[Extracts from a graphics dataset]

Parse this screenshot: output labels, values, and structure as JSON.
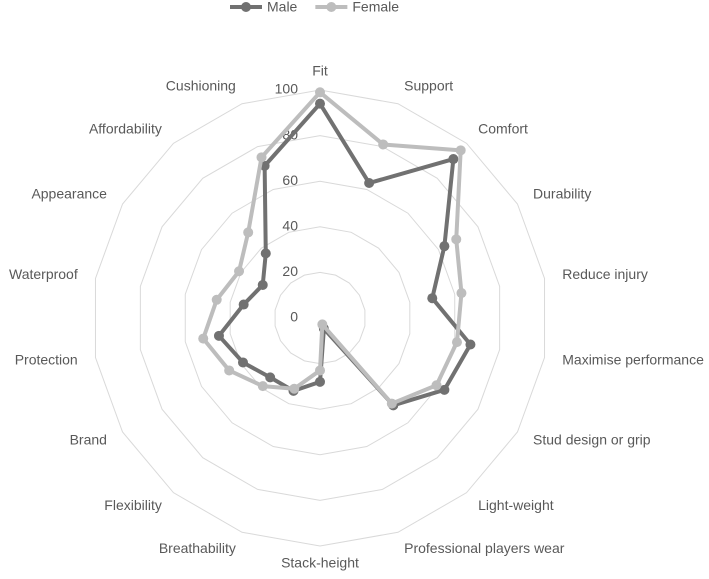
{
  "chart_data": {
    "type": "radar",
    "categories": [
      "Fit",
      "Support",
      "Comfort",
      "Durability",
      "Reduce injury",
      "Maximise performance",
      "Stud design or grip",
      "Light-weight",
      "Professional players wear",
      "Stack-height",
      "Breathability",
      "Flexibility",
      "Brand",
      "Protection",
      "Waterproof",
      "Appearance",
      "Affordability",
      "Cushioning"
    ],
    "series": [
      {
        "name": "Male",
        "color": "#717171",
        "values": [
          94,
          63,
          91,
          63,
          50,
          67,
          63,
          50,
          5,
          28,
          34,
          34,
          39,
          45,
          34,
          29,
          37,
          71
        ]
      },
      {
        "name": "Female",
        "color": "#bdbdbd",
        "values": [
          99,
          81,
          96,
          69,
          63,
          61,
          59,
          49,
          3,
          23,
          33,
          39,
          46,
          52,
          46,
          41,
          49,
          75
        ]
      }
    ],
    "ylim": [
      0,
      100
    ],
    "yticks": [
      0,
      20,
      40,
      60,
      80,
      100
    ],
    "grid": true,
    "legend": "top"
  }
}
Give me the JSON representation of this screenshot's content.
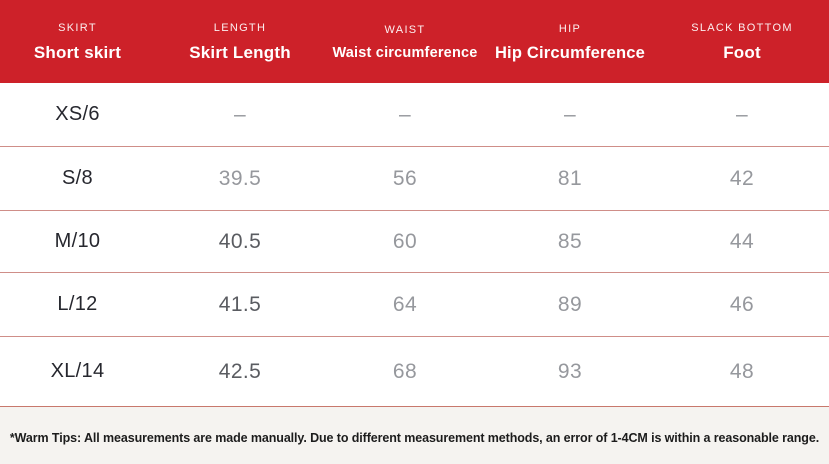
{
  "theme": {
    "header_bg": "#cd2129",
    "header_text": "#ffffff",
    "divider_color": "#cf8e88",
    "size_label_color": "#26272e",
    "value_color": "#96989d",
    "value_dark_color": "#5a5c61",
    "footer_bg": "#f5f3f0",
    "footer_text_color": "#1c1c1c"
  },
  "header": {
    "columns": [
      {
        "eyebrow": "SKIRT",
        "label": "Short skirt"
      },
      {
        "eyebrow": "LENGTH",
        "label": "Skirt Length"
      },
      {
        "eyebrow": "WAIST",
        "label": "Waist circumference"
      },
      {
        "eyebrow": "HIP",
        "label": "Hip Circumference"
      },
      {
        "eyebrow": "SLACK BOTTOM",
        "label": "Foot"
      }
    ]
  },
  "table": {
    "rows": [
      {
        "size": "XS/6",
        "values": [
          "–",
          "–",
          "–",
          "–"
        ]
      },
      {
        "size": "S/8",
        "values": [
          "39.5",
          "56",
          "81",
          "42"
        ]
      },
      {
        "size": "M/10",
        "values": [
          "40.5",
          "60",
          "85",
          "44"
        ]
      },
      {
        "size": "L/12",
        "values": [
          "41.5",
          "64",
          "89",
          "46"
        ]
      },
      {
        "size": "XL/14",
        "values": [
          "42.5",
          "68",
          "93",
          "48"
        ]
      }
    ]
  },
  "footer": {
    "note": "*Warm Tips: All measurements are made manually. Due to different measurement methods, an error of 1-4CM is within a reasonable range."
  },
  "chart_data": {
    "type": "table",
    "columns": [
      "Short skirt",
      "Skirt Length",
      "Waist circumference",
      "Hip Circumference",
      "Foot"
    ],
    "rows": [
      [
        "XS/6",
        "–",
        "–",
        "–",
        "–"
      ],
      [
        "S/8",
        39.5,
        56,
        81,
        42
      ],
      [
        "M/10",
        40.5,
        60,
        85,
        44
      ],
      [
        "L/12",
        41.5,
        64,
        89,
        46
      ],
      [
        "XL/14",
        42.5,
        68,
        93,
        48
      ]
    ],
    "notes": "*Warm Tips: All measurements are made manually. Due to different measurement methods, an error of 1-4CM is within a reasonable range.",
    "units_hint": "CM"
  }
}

> Written task: Identify every line above that includes the word "different", and show those lines.

> Result:
    "note": "*Warm Tips: All measurements are made manually. Due to different measurement methods, an error of 1-4CM is within a reasonable range."
    "notes": "*Warm Tips: All measurements are made manually. Due to different measurement methods, an error of 1-4CM is within a reasonable range.",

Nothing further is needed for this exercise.